Data tied to figure images:

===============

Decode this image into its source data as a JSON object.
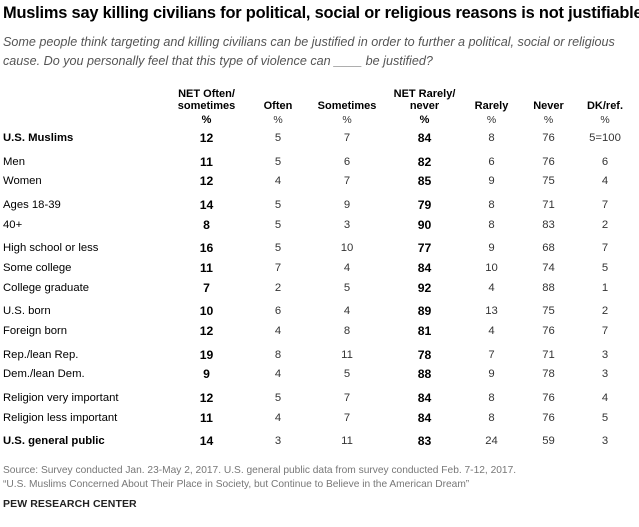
{
  "title": "Muslims say killing civilians for political, social or religious reasons is not justifiable",
  "subtitle": "Some people think targeting and killing civilians can be justified in order to further a political, social or religious cause. Do you personally feel that this type of violence can ____ be justified?",
  "chart_data": {
    "type": "table",
    "columns": [
      {
        "line1": "NET Often/",
        "line2": "sometimes",
        "unit": "%"
      },
      {
        "line1": "",
        "line2": "Often",
        "unit": "%"
      },
      {
        "line1": "",
        "line2": "Sometimes",
        "unit": "%"
      },
      {
        "line1": "NET Rarely/",
        "line2": "never",
        "unit": "%"
      },
      {
        "line1": "",
        "line2": "Rarely",
        "unit": "%"
      },
      {
        "line1": "",
        "line2": "Never",
        "unit": "%"
      },
      {
        "line1": "",
        "line2": "DK/ref.",
        "unit": "%"
      }
    ],
    "rows": [
      {
        "label": "U.S. Muslims",
        "values": [
          "12",
          "5",
          "7",
          "84",
          "8",
          "76",
          "5=100"
        ]
      },
      {
        "label": "Men",
        "values": [
          "11",
          "5",
          "6",
          "82",
          "6",
          "76",
          "6"
        ]
      },
      {
        "label": "Women",
        "values": [
          "12",
          "4",
          "7",
          "85",
          "9",
          "75",
          "4"
        ]
      },
      {
        "label": "Ages 18-39",
        "values": [
          "14",
          "5",
          "9",
          "79",
          "8",
          "71",
          "7"
        ]
      },
      {
        "label": "40+",
        "values": [
          "8",
          "5",
          "3",
          "90",
          "8",
          "83",
          "2"
        ]
      },
      {
        "label": "High school or less",
        "values": [
          "16",
          "5",
          "10",
          "77",
          "9",
          "68",
          "7"
        ]
      },
      {
        "label": "Some college",
        "values": [
          "11",
          "7",
          "4",
          "84",
          "10",
          "74",
          "5"
        ]
      },
      {
        "label": "College graduate",
        "values": [
          "7",
          "2",
          "5",
          "92",
          "4",
          "88",
          "1"
        ]
      },
      {
        "label": "U.S. born",
        "values": [
          "10",
          "6",
          "4",
          "89",
          "13",
          "75",
          "2"
        ]
      },
      {
        "label": "Foreign born",
        "values": [
          "12",
          "4",
          "8",
          "81",
          "4",
          "76",
          "7"
        ]
      },
      {
        "label": "Rep./lean Rep.",
        "values": [
          "19",
          "8",
          "11",
          "78",
          "7",
          "71",
          "3"
        ]
      },
      {
        "label": "Dem./lean Dem.",
        "values": [
          "9",
          "4",
          "5",
          "88",
          "9",
          "78",
          "3"
        ]
      },
      {
        "label": "Religion very important",
        "values": [
          "12",
          "5",
          "7",
          "84",
          "8",
          "76",
          "4"
        ]
      },
      {
        "label": "Religion less important",
        "values": [
          "11",
          "4",
          "7",
          "84",
          "8",
          "76",
          "5"
        ]
      },
      {
        "label": "U.S. general public",
        "values": [
          "14",
          "3",
          "11",
          "83",
          "24",
          "59",
          "3"
        ]
      }
    ]
  },
  "source": "Source: Survey conducted Jan. 23-May 2, 2017. U.S. general public data from survey conducted Feb. 7-12, 2017.",
  "report": "“U.S. Muslims Concerned About Their Place in Society, but Continue to Believe in the American Dream”",
  "brand": "PEW RESEARCH CENTER"
}
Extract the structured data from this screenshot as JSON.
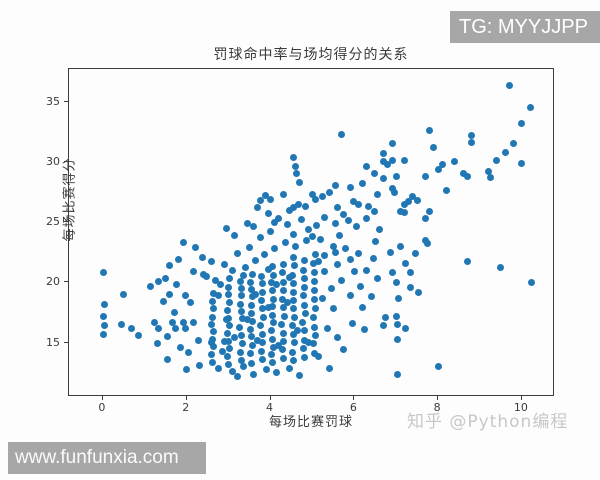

===============

> [EXERCISE DESCRIPTION]:
Count how many lines include the string "lean". Nothing but the number is needed.

> [RESPONSE]:
2